◆ **Provided information**
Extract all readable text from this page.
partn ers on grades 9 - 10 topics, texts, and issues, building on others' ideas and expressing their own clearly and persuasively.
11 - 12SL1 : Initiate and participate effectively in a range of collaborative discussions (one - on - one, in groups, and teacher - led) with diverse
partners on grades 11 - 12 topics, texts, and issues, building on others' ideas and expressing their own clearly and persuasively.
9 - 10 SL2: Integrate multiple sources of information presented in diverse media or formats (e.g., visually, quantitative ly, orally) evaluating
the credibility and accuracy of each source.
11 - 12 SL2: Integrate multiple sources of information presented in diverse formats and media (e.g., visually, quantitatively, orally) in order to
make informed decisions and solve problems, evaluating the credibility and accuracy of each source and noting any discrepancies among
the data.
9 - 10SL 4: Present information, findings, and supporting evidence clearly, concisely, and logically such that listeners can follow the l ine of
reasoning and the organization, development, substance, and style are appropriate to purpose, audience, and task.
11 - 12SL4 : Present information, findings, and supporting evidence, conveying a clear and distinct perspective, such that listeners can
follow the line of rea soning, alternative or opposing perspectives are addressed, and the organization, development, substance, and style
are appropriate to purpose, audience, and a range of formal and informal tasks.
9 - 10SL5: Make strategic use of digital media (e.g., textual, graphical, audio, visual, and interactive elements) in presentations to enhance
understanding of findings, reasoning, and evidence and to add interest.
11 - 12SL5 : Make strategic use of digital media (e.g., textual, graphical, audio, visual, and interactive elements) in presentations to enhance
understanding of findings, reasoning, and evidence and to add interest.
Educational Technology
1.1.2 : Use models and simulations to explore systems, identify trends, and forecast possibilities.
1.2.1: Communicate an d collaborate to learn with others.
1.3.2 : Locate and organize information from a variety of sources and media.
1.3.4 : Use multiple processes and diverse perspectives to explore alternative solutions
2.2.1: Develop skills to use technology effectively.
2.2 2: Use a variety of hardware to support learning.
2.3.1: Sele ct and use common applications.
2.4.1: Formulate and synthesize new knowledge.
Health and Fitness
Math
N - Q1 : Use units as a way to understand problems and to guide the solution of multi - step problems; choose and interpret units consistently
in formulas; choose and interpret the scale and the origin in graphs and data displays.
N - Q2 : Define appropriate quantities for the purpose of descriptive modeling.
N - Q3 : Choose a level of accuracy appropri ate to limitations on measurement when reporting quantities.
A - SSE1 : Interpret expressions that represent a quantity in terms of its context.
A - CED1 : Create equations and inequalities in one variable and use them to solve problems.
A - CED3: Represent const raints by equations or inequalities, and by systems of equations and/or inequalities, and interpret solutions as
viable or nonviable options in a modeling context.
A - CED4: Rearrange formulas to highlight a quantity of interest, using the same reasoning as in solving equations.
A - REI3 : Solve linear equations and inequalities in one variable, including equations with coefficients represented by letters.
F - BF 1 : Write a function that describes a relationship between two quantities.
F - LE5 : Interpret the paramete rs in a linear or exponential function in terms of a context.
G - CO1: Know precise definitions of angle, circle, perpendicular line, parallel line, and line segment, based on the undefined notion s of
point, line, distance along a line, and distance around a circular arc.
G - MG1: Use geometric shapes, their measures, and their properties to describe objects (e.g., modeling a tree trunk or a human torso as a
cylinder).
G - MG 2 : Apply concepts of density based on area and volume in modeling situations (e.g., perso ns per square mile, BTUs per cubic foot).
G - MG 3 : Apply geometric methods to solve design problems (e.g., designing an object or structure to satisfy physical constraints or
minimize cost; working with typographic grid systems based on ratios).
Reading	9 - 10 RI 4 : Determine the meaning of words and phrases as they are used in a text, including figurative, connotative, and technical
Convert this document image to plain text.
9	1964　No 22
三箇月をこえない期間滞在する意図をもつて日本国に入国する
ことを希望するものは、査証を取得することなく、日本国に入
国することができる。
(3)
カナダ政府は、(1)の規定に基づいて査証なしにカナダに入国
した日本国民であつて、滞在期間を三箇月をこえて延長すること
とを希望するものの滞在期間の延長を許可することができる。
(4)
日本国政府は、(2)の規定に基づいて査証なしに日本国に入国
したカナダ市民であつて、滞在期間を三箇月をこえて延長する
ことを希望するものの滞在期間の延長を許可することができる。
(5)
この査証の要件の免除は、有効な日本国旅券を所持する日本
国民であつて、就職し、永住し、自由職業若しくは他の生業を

◆ **Aim of the exercise**
Take each line containing the string "perspectives" and copy it out.

◆ **Result**
follow the line of rea soning, alternative or opposing perspectives are addressed, and the organization, development, substance, and style
1.3.4 : Use multiple processes and diverse perspectives to explore alternative solutions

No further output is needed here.